PROBLEM DETAILS - Say the number of lines containing the string "英ポンド", and say nothing else.

** start EXTRACTED MATERIAL **

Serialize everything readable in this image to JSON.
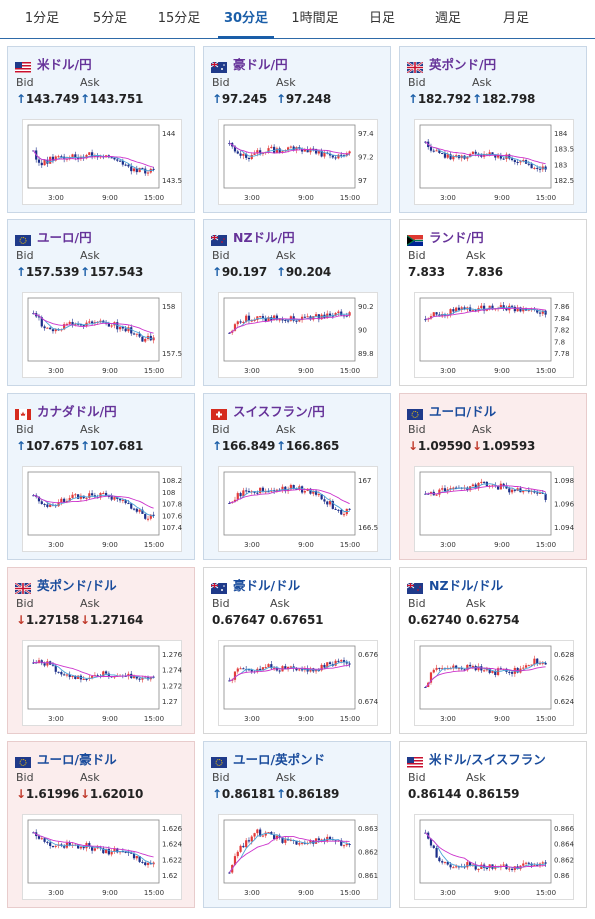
{
  "tabs": [
    {
      "label": "1分足",
      "active": false
    },
    {
      "label": "5分足",
      "active": false
    },
    {
      "label": "15分足",
      "active": false
    },
    {
      "label": "30分足",
      "active": true
    },
    {
      "label": "1時間足",
      "active": false
    },
    {
      "label": "日足",
      "active": false
    },
    {
      "label": "週足",
      "active": false
    },
    {
      "label": "月足",
      "active": false
    }
  ],
  "labels": {
    "bid": "Bid",
    "ask": "Ask"
  },
  "x_ticks": [
    "3:00",
    "9:00",
    "15:00"
  ],
  "cards": [
    {
      "pair": "米ドル/円",
      "flag": "us",
      "dir": "up",
      "bid": "143.749",
      "ask": "143.751",
      "yticks": [
        "144",
        "143.5"
      ],
      "trend": [
        0.45,
        0.62,
        0.55,
        0.5,
        0.52,
        0.48,
        0.5,
        0.46,
        0.5,
        0.55,
        0.6,
        0.68,
        0.75,
        0.78,
        0.72
      ]
    },
    {
      "pair": "豪ドル/円",
      "flag": "au",
      "dir": "up",
      "bid": "97.245",
      "ask": "97.248",
      "yticks": [
        "97.4",
        "97.2",
        "97"
      ],
      "trend": [
        0.3,
        0.45,
        0.55,
        0.42,
        0.4,
        0.38,
        0.4,
        0.38,
        0.35,
        0.4,
        0.42,
        0.45,
        0.5,
        0.48,
        0.42
      ]
    },
    {
      "pair": "英ポンド/円",
      "flag": "uk",
      "dir": "up",
      "bid": "182.792",
      "ask": "182.798",
      "yticks": [
        "184",
        "183.5",
        "183",
        "182.5"
      ],
      "trend": [
        0.25,
        0.4,
        0.5,
        0.5,
        0.5,
        0.48,
        0.47,
        0.46,
        0.5,
        0.5,
        0.55,
        0.55,
        0.65,
        0.72,
        0.68
      ]
    },
    {
      "pair": "ユーロ/円",
      "flag": "eu",
      "dir": "up",
      "bid": "157.539",
      "ask": "157.543",
      "yticks": [
        "158",
        "157.5"
      ],
      "trend": [
        0.2,
        0.4,
        0.5,
        0.45,
        0.42,
        0.4,
        0.38,
        0.36,
        0.35,
        0.4,
        0.45,
        0.5,
        0.6,
        0.7,
        0.62
      ]
    },
    {
      "pair": "NZドル/円",
      "flag": "nz",
      "dir": "up",
      "bid": "90.197",
      "ask": "90.204",
      "yticks": [
        "90.2",
        "90",
        "89.8"
      ],
      "trend": [
        0.55,
        0.35,
        0.3,
        0.32,
        0.3,
        0.3,
        0.28,
        0.3,
        0.32,
        0.3,
        0.28,
        0.25,
        0.22,
        0.2,
        0.22
      ]
    },
    {
      "pair": "ランド/円",
      "flag": "za",
      "dir": "none",
      "bid": "7.833",
      "ask": "7.836",
      "yticks": [
        "7.86",
        "7.84",
        "7.82",
        "7.8",
        "7.78"
      ],
      "trend": [
        0.3,
        0.2,
        0.25,
        0.15,
        0.1,
        0.12,
        0.12,
        0.1,
        0.1,
        0.12,
        0.1,
        0.15,
        0.12,
        0.15,
        0.18
      ]
    },
    {
      "pair": "カナダドル/円",
      "flag": "ca",
      "dir": "up",
      "bid": "107.675",
      "ask": "107.681",
      "yticks": [
        "108.2",
        "108",
        "107.8",
        "107.6",
        "107.4"
      ],
      "trend": [
        0.3,
        0.5,
        0.55,
        0.45,
        0.4,
        0.38,
        0.35,
        0.36,
        0.33,
        0.4,
        0.42,
        0.5,
        0.62,
        0.75,
        0.68
      ]
    },
    {
      "pair": "スイスフラン/円",
      "flag": "ch",
      "dir": "up",
      "bid": "166.849",
      "ask": "166.865",
      "yticks": [
        "167",
        "166.5"
      ],
      "trend": [
        0.5,
        0.35,
        0.3,
        0.3,
        0.25,
        0.28,
        0.25,
        0.2,
        0.22,
        0.28,
        0.3,
        0.4,
        0.55,
        0.72,
        0.6
      ]
    },
    {
      "pair": "ユーロ/ドル",
      "flag": "eu",
      "dir": "down",
      "bid": "1.09590",
      "ask": "1.09593",
      "yticks": [
        "1.098",
        "1.096",
        "1.094"
      ],
      "trend": [
        0.35,
        0.3,
        0.25,
        0.25,
        0.22,
        0.2,
        0.18,
        0.15,
        0.18,
        0.2,
        0.25,
        0.28,
        0.3,
        0.32,
        0.38
      ]
    },
    {
      "pair": "英ポンド/ドル",
      "flag": "uk",
      "dir": "down",
      "bid": "1.27158",
      "ask": "1.27164",
      "yticks": [
        "1.276",
        "1.274",
        "1.272",
        "1.27"
      ],
      "trend": [
        0.25,
        0.2,
        0.3,
        0.4,
        0.42,
        0.5,
        0.48,
        0.45,
        0.42,
        0.45,
        0.45,
        0.47,
        0.5,
        0.5,
        0.52
      ]
    },
    {
      "pair": "豪ドル/ドル",
      "flag": "au",
      "dir": "none",
      "bid": "0.67647",
      "ask": "0.67651",
      "yticks": [
        "0.676",
        "0.674"
      ],
      "trend": [
        0.6,
        0.35,
        0.3,
        0.35,
        0.32,
        0.3,
        0.35,
        0.33,
        0.35,
        0.36,
        0.34,
        0.3,
        0.25,
        0.2,
        0.22
      ]
    },
    {
      "pair": "NZドル/ドル",
      "flag": "nz",
      "dir": "none",
      "bid": "0.62740",
      "ask": "0.62754",
      "yticks": [
        "0.628",
        "0.626",
        "0.624"
      ],
      "trend": [
        0.7,
        0.3,
        0.32,
        0.35,
        0.3,
        0.32,
        0.33,
        0.35,
        0.4,
        0.38,
        0.4,
        0.35,
        0.25,
        0.2,
        0.22
      ]
    },
    {
      "pair": "ユーロ/豪ドル",
      "flag": "eu",
      "dir": "down",
      "bid": "1.61996",
      "ask": "1.62010",
      "yticks": [
        "1.626",
        "1.624",
        "1.622",
        "1.62"
      ],
      "trend": [
        0.2,
        0.3,
        0.35,
        0.42,
        0.38,
        0.4,
        0.38,
        0.45,
        0.48,
        0.5,
        0.5,
        0.55,
        0.62,
        0.72,
        0.75
      ]
    },
    {
      "pair": "ユーロ/英ポンド",
      "flag": "eu",
      "dir": "up",
      "bid": "0.86181",
      "ask": "0.86189",
      "yticks": [
        "0.863",
        "0.862",
        "0.861"
      ],
      "trend": [
        0.9,
        0.5,
        0.3,
        0.15,
        0.18,
        0.2,
        0.3,
        0.3,
        0.35,
        0.3,
        0.32,
        0.3,
        0.28,
        0.35,
        0.4
      ]
    },
    {
      "pair": "米ドル/スイスフラン",
      "flag": "us",
      "dir": "none",
      "bid": "0.86144",
      "ask": "0.86159",
      "yticks": [
        "0.866",
        "0.864",
        "0.862",
        "0.86"
      ],
      "trend": [
        0.15,
        0.5,
        0.7,
        0.8,
        0.72,
        0.75,
        0.78,
        0.78,
        0.8,
        0.76,
        0.78,
        0.76,
        0.74,
        0.72,
        0.72
      ]
    }
  ]
}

** end EXTRACTED MATERIAL **

WRITTEN REPLY - 3